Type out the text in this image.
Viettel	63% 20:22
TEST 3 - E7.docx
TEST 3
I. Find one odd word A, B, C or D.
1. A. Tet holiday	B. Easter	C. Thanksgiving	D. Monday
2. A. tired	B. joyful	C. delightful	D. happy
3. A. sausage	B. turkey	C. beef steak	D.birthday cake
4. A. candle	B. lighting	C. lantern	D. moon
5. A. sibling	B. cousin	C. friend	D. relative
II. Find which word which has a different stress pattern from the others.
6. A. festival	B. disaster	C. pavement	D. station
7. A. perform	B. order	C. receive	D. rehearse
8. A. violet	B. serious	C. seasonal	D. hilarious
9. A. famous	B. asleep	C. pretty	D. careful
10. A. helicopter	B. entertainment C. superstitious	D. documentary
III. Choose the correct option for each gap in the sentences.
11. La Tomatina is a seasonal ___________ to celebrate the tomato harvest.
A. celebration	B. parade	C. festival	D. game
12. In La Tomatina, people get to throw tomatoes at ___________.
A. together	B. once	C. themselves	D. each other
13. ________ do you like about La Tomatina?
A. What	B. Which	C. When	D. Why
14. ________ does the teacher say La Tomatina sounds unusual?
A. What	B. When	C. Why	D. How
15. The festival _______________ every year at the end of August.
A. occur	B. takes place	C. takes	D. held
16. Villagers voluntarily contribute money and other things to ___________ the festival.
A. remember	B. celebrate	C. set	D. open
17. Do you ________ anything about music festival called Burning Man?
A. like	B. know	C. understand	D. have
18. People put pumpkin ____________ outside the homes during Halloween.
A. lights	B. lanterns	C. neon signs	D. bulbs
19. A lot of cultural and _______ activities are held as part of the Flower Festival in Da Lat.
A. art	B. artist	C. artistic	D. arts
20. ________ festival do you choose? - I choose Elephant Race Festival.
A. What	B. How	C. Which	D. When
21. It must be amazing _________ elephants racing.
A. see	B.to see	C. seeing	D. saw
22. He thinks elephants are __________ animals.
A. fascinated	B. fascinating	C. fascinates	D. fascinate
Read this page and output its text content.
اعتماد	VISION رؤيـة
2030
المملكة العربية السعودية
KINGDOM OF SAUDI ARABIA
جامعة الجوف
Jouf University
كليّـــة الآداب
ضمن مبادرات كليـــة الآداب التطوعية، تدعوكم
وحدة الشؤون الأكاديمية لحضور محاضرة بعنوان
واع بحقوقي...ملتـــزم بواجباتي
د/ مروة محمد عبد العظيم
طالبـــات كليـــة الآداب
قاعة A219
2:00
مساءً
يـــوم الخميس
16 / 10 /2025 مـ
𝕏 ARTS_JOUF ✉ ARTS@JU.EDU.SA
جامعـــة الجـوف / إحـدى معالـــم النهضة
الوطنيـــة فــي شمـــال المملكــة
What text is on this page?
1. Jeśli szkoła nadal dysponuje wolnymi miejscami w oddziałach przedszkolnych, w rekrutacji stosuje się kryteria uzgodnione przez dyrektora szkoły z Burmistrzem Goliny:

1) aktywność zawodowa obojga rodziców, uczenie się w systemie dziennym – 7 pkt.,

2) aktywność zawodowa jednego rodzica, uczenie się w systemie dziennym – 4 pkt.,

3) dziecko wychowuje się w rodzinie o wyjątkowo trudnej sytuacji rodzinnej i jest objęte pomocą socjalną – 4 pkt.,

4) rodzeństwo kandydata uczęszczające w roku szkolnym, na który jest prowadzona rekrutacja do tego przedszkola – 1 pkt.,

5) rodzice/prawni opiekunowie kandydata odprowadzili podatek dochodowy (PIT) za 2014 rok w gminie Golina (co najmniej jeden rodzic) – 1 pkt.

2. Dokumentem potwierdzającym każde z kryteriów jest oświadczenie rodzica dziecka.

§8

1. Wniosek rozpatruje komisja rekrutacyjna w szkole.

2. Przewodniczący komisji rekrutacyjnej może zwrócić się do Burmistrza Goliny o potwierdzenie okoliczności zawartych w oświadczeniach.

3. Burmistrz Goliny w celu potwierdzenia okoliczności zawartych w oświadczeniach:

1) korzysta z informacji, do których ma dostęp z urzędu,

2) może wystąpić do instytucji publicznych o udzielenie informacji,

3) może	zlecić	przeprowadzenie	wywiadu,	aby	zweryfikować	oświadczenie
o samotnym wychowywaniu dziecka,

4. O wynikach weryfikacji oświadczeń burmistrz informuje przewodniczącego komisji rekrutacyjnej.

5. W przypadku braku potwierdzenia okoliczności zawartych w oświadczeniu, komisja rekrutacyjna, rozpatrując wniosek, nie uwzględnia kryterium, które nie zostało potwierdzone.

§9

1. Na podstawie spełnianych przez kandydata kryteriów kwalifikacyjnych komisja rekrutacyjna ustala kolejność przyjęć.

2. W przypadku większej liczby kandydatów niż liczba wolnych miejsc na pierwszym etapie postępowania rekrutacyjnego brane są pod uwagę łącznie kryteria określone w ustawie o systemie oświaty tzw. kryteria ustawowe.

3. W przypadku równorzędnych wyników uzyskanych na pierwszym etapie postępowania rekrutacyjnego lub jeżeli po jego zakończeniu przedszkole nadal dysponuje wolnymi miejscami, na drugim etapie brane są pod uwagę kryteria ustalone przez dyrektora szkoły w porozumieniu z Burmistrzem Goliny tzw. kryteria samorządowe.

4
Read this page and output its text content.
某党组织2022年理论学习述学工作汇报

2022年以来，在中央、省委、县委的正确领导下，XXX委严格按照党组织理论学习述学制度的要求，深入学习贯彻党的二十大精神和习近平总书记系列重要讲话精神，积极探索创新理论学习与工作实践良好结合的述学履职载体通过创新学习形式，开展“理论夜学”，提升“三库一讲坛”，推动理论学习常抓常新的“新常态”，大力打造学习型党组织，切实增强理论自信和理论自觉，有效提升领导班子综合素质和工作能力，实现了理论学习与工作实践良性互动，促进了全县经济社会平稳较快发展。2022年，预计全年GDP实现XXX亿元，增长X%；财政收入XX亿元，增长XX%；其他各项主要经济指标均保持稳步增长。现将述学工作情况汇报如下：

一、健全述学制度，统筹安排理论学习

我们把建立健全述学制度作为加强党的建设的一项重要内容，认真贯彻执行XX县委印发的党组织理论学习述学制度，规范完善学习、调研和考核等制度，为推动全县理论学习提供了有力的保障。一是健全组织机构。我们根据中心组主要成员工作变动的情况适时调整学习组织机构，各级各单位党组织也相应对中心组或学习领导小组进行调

:::

> **Problem to solve**: Using the entries above, tally how many lines have the word "kryteriów" in them; write the number and nothing more.

> **Output below**: 2